> [Stated exercise]
Retype the whole listing below, character for character.

(Data listing)

▬▬▬

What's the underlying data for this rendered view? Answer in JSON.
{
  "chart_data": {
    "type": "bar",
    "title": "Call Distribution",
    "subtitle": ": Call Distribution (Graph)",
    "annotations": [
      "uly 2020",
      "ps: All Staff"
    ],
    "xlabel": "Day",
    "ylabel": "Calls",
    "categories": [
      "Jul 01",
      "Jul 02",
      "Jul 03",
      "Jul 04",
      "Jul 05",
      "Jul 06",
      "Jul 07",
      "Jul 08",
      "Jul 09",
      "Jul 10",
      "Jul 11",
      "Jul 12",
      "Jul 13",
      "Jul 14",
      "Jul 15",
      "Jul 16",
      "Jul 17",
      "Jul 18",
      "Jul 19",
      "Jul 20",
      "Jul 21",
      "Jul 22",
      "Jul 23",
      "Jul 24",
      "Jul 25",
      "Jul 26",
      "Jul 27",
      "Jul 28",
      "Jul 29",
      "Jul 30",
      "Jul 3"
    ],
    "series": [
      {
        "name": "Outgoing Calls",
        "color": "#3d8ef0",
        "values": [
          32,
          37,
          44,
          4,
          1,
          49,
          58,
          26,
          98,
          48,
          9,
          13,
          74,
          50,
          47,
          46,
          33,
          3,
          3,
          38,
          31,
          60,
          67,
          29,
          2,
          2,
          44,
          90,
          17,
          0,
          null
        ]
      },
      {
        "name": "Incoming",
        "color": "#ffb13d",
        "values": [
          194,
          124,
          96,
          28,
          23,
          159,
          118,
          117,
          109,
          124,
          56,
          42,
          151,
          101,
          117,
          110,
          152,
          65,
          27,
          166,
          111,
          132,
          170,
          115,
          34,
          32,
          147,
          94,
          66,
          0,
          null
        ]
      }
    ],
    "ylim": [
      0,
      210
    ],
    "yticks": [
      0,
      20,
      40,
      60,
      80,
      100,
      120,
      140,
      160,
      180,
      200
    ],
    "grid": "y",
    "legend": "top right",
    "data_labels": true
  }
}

▬▬▬

> [Final answer]
What's the underlying data for this rendered view? Answer in JSON.
{
  "chart_data": {
    "type": "bar",
    "title": "Call Distribution",
    "subtitle": ": Call Distribution (Graph)",
    "annotations": [
      "uly 2020",
      "ps: All Staff"
    ],
    "xlabel": "Day",
    "ylabel": "Calls",
    "categories": [
      "Jul 01",
      "Jul 02",
      "Jul 03",
      "Jul 04",
      "Jul 05",
      "Jul 06",
      "Jul 07",
      "Jul 08",
      "Jul 09",
      "Jul 10",
      "Jul 11",
      "Jul 12",
      "Jul 13",
      "Jul 14",
      "Jul 15",
      "Jul 16",
      "Jul 17",
      "Jul 18",
      "Jul 19",
      "Jul 20",
      "Jul 21",
      "Jul 22",
      "Jul 23",
      "Jul 24",
      "Jul 25",
      "Jul 26",
      "Jul 27",
      "Jul 28",
      "Jul 29",
      "Jul 30",
      "Jul 3"
    ],
    "series": [
      {
        "name": "Outgoing Calls",
        "color": "#3d8ef0",
        "values": [
          32,
          37,
          44,
          4,
          1,
          49,
          58,
          26,
          98,
          48,
          9,
          13,
          74,
          50,
          47,
          46,
          33,
          3,
          3,
          38,
          31,
          60,
          67,
          29,
          2,
          2,
          44,
          90,
          17,
          0,
          null
        ]
      },
      {
        "name": "Incoming",
        "color": "#ffb13d",
        "values": [
          194,
          124,
          96,
          28,
          23,
          159,
          118,
          117,
          109,
          124,
          56,
          42,
          151,
          101,
          117,
          110,
          152,
          65,
          27,
          166,
          111,
          132,
          170,
          115,
          34,
          32,
          147,
          94,
          66,
          0,
          null
        ]
      }
    ],
    "ylim": [
      0,
      210
    ],
    "yticks": [
      0,
      20,
      40,
      60,
      80,
      100,
      120,
      140,
      160,
      180,
      200
    ],
    "grid": "y",
    "legend": "top right",
    "data_labels": true
  }
}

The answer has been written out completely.